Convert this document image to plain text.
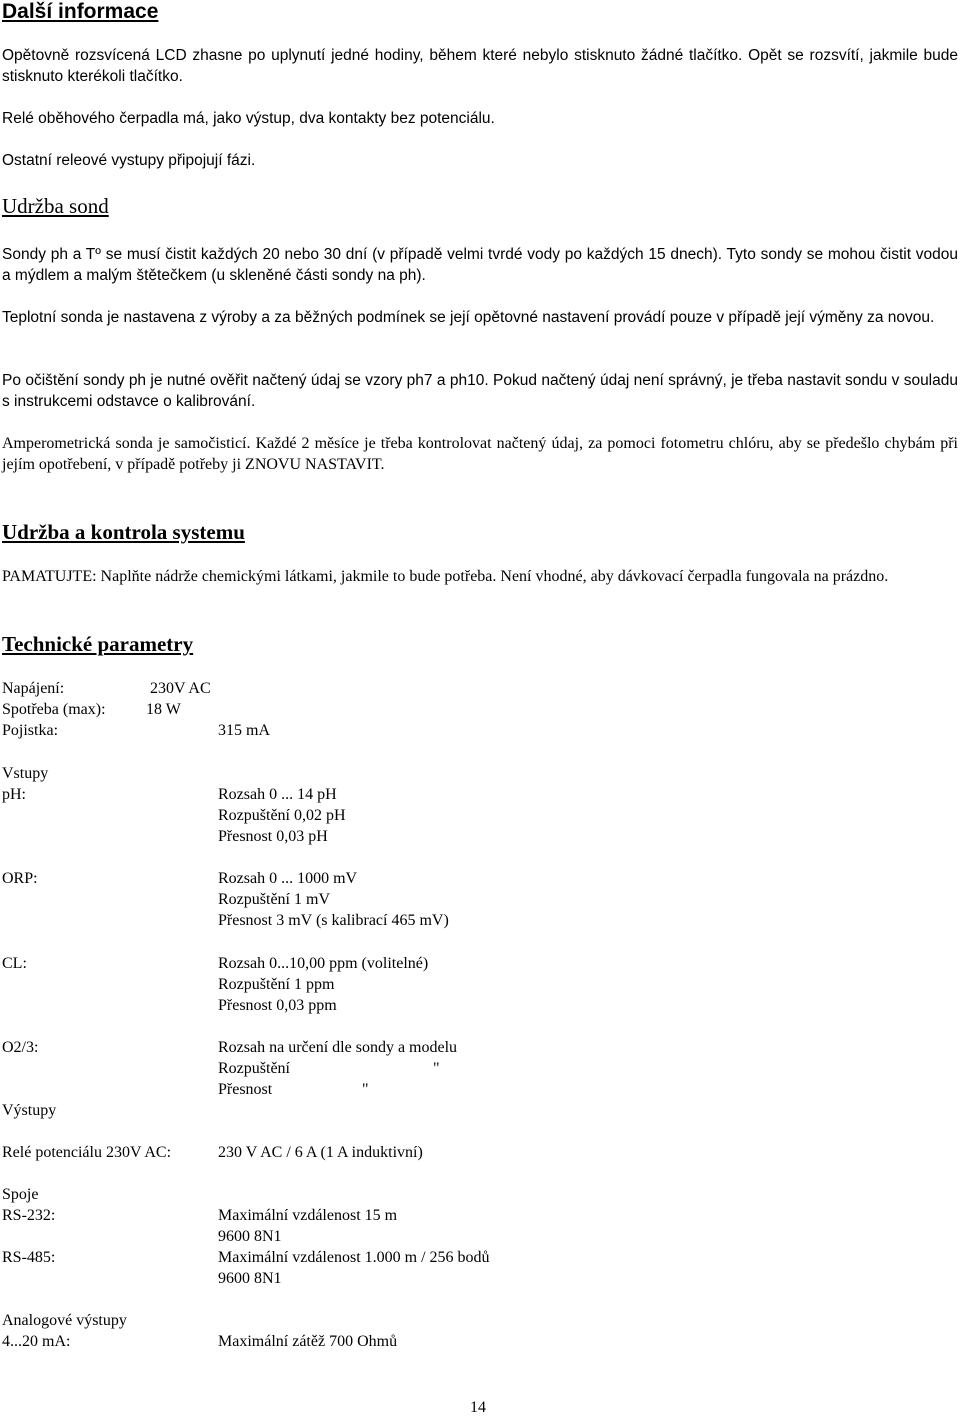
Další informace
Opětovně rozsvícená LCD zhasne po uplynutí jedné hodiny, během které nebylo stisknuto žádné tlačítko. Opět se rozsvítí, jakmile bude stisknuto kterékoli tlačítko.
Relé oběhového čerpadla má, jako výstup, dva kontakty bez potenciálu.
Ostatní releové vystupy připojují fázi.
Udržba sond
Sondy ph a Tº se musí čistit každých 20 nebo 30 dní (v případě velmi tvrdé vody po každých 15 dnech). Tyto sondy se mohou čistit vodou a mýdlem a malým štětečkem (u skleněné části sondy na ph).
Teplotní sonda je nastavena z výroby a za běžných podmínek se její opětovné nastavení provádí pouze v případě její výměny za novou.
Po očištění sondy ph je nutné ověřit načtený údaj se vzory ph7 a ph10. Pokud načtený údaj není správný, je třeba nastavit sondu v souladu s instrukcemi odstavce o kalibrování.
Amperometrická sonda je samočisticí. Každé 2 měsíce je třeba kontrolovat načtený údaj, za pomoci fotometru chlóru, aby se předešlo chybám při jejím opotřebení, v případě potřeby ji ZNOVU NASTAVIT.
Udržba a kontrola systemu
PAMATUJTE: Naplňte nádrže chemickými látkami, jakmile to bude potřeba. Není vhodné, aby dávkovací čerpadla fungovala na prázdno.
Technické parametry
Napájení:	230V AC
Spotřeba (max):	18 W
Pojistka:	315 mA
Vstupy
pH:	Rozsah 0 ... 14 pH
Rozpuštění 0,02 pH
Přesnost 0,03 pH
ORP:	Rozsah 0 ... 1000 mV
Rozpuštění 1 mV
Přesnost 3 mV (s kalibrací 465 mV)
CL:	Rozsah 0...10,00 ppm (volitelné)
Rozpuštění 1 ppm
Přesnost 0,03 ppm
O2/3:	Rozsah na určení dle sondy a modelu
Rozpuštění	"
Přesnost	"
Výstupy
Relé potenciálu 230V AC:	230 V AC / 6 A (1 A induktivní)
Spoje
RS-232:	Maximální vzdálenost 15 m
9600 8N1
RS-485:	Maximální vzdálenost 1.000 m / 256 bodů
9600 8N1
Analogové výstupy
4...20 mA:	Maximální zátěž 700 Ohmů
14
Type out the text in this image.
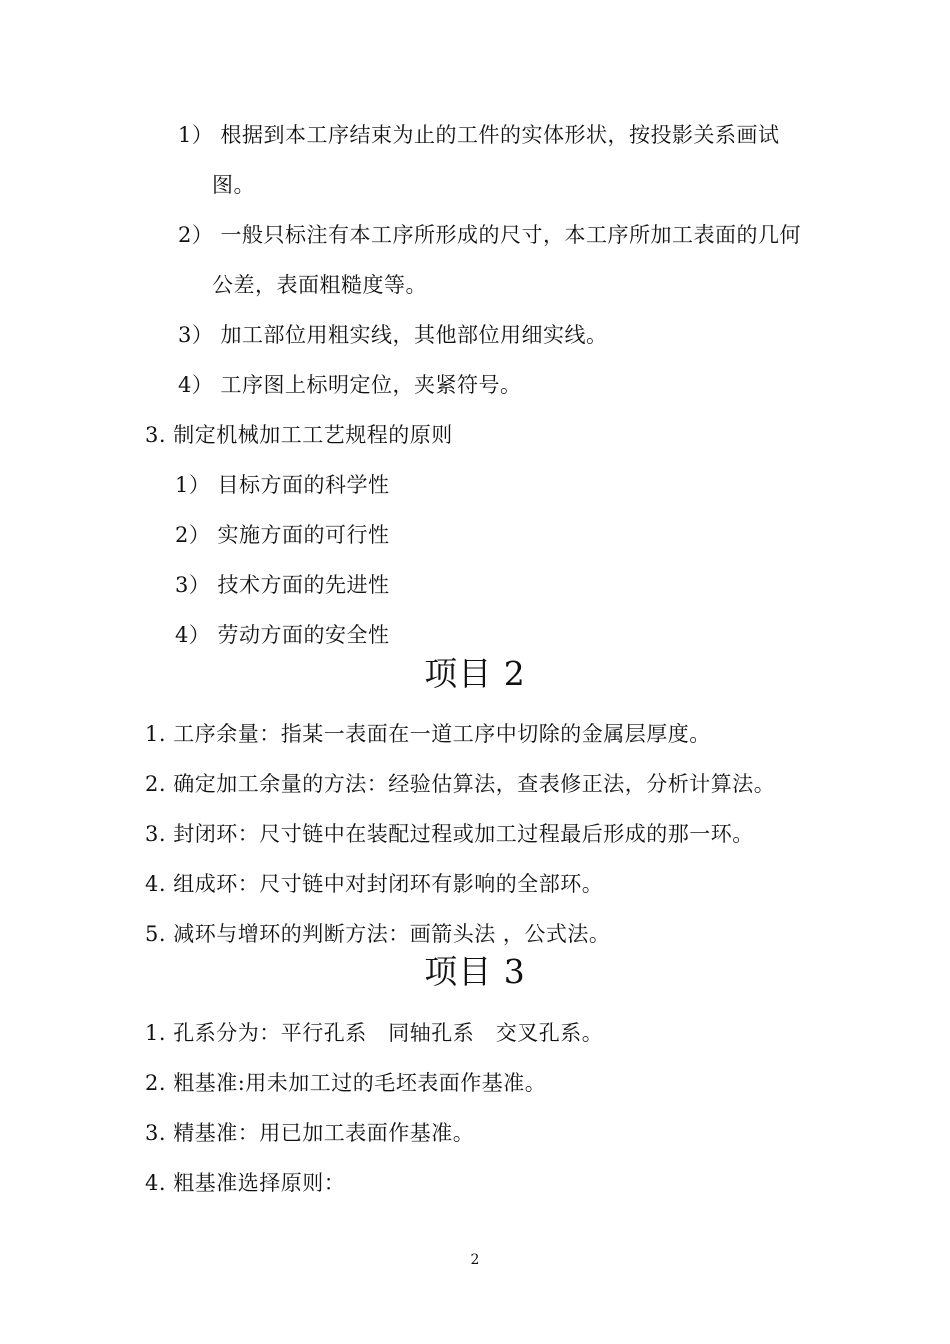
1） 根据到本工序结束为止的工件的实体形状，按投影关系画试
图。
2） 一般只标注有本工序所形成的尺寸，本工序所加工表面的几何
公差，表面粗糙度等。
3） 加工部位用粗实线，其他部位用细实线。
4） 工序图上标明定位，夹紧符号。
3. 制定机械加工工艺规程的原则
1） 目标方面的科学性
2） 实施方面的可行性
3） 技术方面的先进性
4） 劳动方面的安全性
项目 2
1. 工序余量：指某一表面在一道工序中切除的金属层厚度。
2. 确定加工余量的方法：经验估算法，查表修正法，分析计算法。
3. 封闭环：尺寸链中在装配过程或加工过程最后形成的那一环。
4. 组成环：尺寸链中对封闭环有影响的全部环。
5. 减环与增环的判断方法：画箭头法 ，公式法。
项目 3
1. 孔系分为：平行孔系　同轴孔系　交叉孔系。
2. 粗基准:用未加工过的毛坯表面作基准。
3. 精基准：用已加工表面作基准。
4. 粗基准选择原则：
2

________

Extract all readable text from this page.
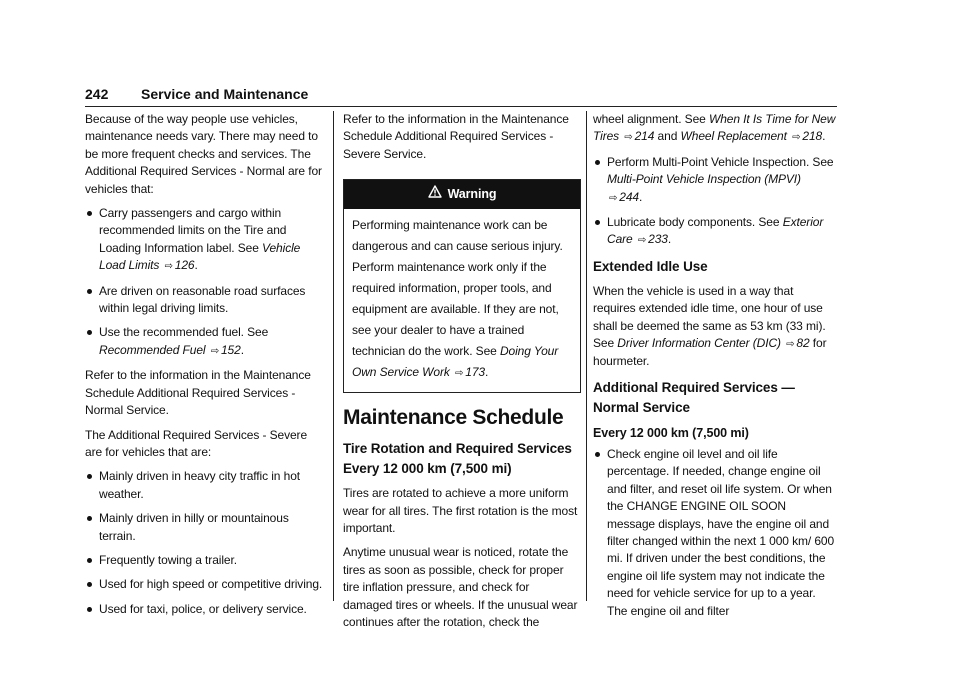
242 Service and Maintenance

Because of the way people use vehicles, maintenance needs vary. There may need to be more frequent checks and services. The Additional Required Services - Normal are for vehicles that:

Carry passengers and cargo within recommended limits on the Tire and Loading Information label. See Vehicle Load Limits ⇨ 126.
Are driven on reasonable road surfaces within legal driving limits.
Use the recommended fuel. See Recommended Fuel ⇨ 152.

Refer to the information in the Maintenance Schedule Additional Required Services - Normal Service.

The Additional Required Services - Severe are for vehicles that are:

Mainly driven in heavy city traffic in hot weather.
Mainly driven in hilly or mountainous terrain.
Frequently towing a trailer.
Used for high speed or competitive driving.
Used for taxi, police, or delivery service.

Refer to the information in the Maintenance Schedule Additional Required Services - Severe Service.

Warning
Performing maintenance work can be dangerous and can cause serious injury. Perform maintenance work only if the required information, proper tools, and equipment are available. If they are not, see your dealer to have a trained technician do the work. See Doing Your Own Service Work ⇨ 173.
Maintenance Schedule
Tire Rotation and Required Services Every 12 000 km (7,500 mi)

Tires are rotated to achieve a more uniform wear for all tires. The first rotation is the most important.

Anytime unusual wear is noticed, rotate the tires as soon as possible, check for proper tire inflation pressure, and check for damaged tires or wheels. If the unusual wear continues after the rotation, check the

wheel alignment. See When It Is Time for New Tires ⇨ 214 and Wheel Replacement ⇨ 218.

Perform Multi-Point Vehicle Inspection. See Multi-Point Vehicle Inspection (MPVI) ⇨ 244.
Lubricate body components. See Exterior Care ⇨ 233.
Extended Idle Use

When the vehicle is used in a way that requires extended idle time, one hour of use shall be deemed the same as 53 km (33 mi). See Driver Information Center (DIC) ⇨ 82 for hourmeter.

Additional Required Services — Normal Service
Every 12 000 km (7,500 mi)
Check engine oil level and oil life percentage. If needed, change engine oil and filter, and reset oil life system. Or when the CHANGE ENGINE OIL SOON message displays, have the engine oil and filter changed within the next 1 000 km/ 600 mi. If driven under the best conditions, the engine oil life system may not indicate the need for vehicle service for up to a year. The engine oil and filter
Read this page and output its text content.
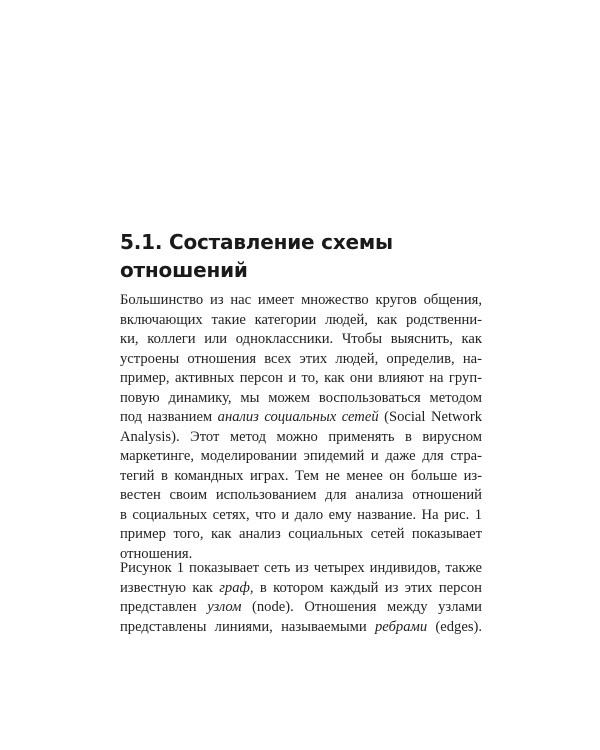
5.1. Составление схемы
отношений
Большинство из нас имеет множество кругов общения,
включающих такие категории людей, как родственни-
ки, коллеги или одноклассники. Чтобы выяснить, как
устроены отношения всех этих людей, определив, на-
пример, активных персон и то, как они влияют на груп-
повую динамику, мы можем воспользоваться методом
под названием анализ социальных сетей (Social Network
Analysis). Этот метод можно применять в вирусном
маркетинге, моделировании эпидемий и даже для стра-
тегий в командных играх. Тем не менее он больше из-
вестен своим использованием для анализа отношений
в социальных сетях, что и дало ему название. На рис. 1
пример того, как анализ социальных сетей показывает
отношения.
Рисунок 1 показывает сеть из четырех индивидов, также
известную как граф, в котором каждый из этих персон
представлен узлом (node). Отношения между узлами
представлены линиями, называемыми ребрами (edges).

________

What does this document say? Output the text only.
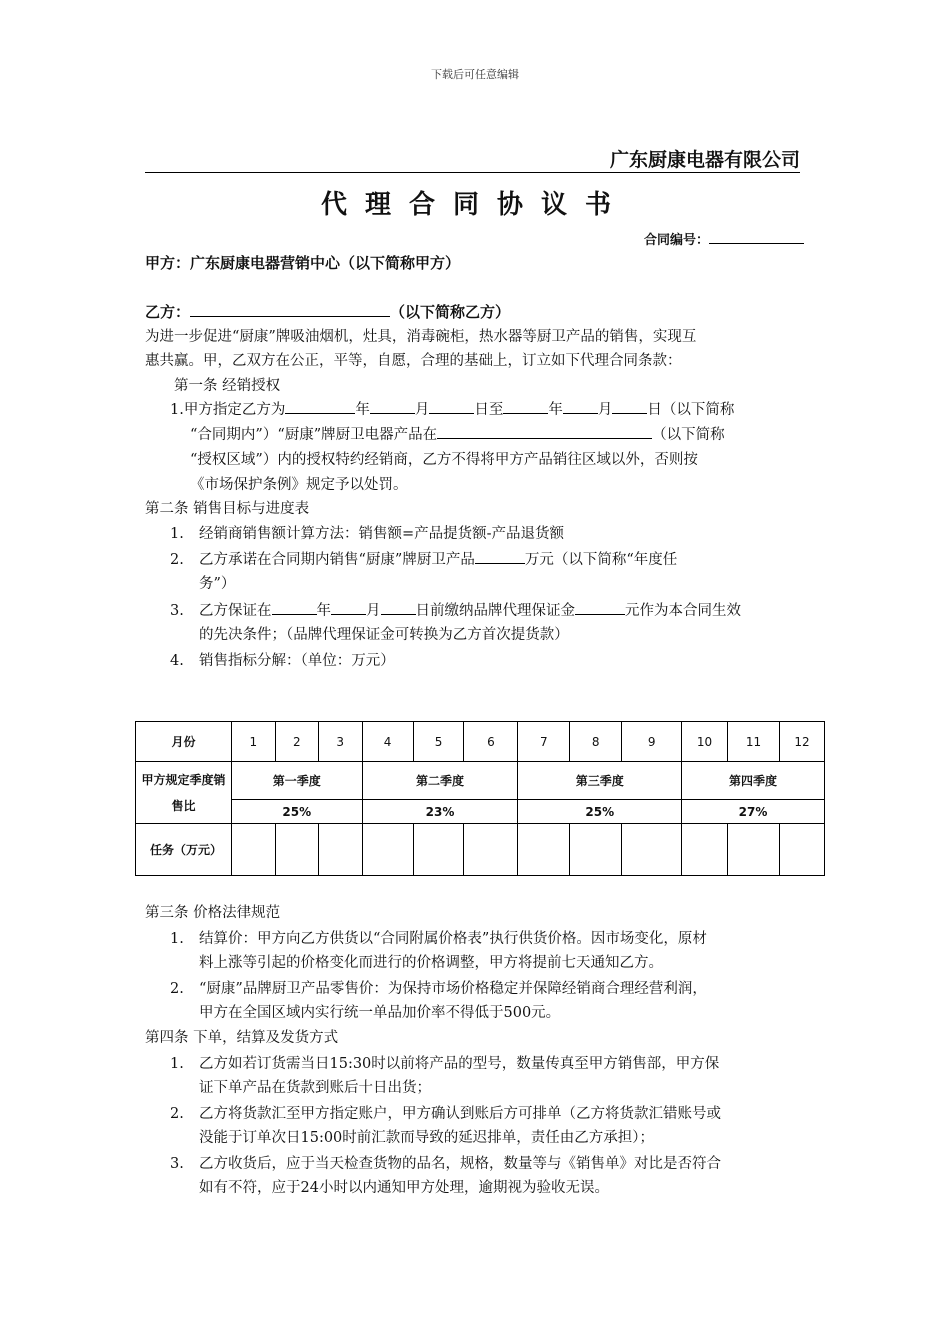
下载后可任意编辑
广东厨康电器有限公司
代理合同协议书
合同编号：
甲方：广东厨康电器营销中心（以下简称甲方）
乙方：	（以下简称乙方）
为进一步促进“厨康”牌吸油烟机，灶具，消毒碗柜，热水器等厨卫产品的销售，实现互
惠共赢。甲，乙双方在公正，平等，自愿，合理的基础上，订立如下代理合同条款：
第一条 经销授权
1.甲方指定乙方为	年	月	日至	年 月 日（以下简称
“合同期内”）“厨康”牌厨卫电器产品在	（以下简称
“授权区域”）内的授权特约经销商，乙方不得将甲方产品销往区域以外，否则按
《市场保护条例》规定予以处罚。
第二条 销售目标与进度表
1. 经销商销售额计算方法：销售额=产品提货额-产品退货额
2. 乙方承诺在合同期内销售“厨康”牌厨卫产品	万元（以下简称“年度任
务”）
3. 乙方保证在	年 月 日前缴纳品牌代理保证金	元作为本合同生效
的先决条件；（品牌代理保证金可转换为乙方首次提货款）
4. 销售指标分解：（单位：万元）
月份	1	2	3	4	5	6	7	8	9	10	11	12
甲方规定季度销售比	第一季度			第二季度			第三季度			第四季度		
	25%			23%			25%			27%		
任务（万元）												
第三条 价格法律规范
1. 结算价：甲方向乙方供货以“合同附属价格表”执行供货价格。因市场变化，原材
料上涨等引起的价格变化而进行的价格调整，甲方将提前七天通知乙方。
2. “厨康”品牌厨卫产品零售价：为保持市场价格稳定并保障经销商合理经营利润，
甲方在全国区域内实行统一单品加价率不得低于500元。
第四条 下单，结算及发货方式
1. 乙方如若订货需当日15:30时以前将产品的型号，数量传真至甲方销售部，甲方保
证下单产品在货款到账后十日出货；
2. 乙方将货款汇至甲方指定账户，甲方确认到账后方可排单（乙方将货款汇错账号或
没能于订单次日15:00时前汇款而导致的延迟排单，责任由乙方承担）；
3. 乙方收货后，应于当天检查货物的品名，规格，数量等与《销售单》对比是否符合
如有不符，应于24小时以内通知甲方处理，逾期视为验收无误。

________

-- Task directions --
Determine how many lines of this listing contain "Udržba", and give only the number.

-- Task solution --
2